- _Objective_
Each entry that follows is to be retyped exactly. Pictures do not belong in the copy.

[start of Information provided]

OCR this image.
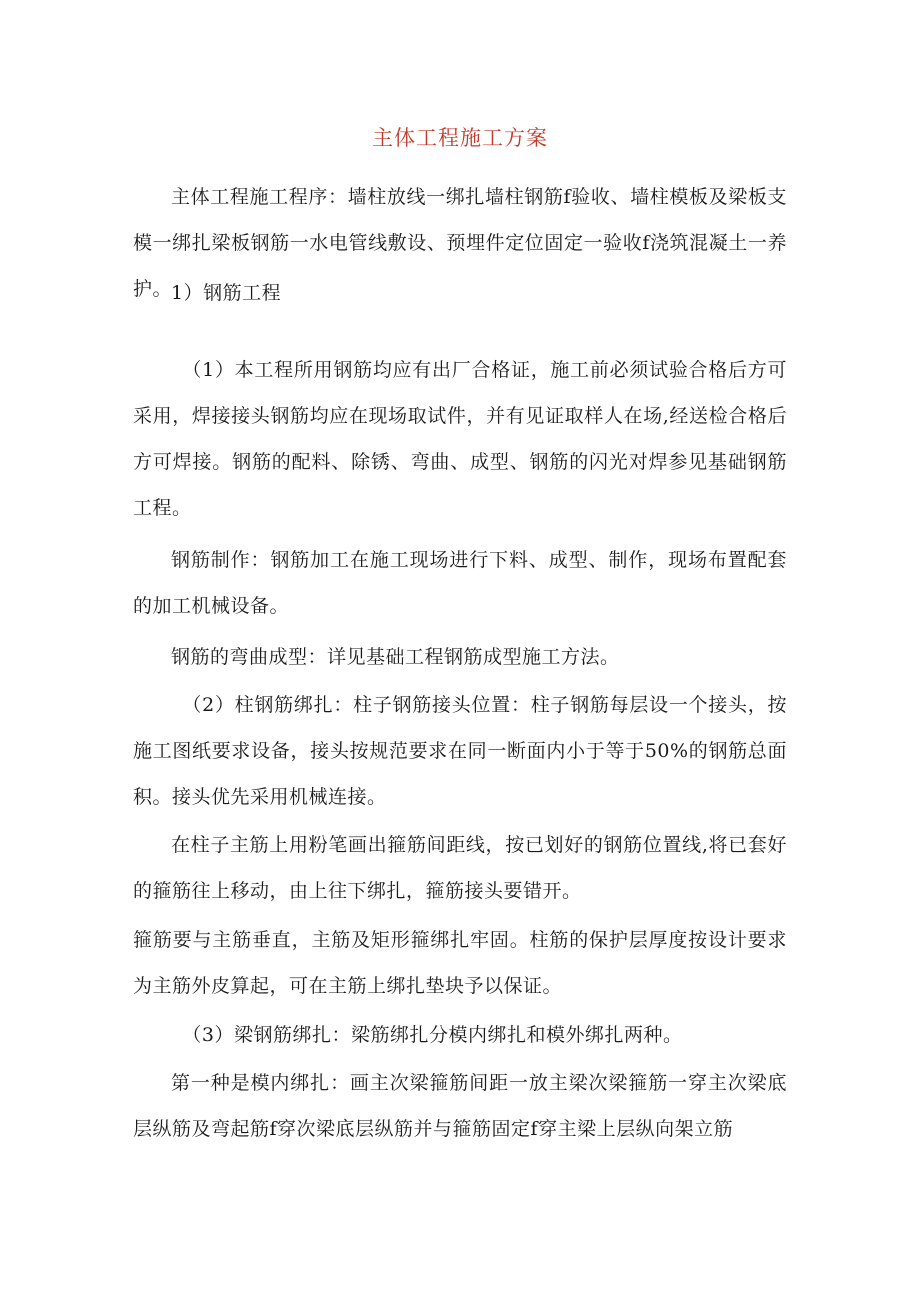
主体工程施工方案

主体工程施工程序：墙柱放线一绑扎墙柱钢筋f验收、墙柱模板及梁板支模一绑扎梁板钢筋一水电管线敷设、预埋件定位固定一验收f浇筑混凝土一养护。

1）钢筋工程

（1）本工程所用钢筋均应有出厂合格证，施工前必须试验合格后方可采用，焊接接头钢筋均应在现场取试件，并有见证取样人在场,经送检合格后方可焊接。钢筋的配料、除锈、弯曲、成型、钢筋的闪光对焊参见基础钢筋工程。

钢筋制作：钢筋加工在施工现场进行下料、成型、制作，现场布置配套的加工机械设备。

钢筋的弯曲成型：详见基础工程钢筋成型施工方法。

（2）柱钢筋绑扎：柱子钢筋接头位置：柱子钢筋每层设一个接头，按施工图纸要求设备，接头按规范要求在同一断面内小于等于50%的钢筋总面积。接头优先采用机械连接。

在柱子主筋上用粉笔画出箍筋间距线，按已划好的钢筋位置线,将已套好的箍筋往上移动，由上往下绑扎，箍筋接头要错开。

箍筋要与主筋垂直，主筋及矩形箍绑扎牢固。柱筋的保护层厚度按设计要求为主筋外皮算起，可在主筋上绑扎垫块予以保证。

（3）梁钢筋绑扎：梁筋绑扎分模内绑扎和模外绑扎两种。

第一种是模内绑扎：画主次梁箍筋间距一放主梁次梁箍筋一穿主次梁底层纵筋及弯起筋f穿次梁底层纵筋并与箍筋固定f穿主梁上层纵向架立筋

[end of Information provided]

- _Written reply_
OCR this image.
主体工程施工方案

主体工程施工程序：墙柱放线一绑扎墙柱钢筋f验收、墙柱模板及梁板支模一绑扎梁板钢筋一水电管线敷设、预埋件定位固定一验收f浇筑混凝土一养护。

1）钢筋工程

（1）本工程所用钢筋均应有出厂合格证，施工前必须试验合格后方可采用，焊接接头钢筋均应在现场取试件，并有见证取样人在场,经送检合格后方可焊接。钢筋的配料、除锈、弯曲、成型、钢筋的闪光对焊参见基础钢筋工程。

钢筋制作：钢筋加工在施工现场进行下料、成型、制作，现场布置配套的加工机械设备。

钢筋的弯曲成型：详见基础工程钢筋成型施工方法。

（2）柱钢筋绑扎：柱子钢筋接头位置：柱子钢筋每层设一个接头，按施工图纸要求设备，接头按规范要求在同一断面内小于等于50%的钢筋总面积。接头优先采用机械连接。

在柱子主筋上用粉笔画出箍筋间距线，按已划好的钢筋位置线,将已套好的箍筋往上移动，由上往下绑扎，箍筋接头要错开。

箍筋要与主筋垂直，主筋及矩形箍绑扎牢固。柱筋的保护层厚度按设计要求为主筋外皮算起，可在主筋上绑扎垫块予以保证。

（3）梁钢筋绑扎：梁筋绑扎分模内绑扎和模外绑扎两种。

第一种是模内绑扎：画主次梁箍筋间距一放主梁次梁箍筋一穿主次梁底层纵筋及弯起筋f穿次梁底层纵筋并与箍筋固定f穿主梁上层纵向架立筋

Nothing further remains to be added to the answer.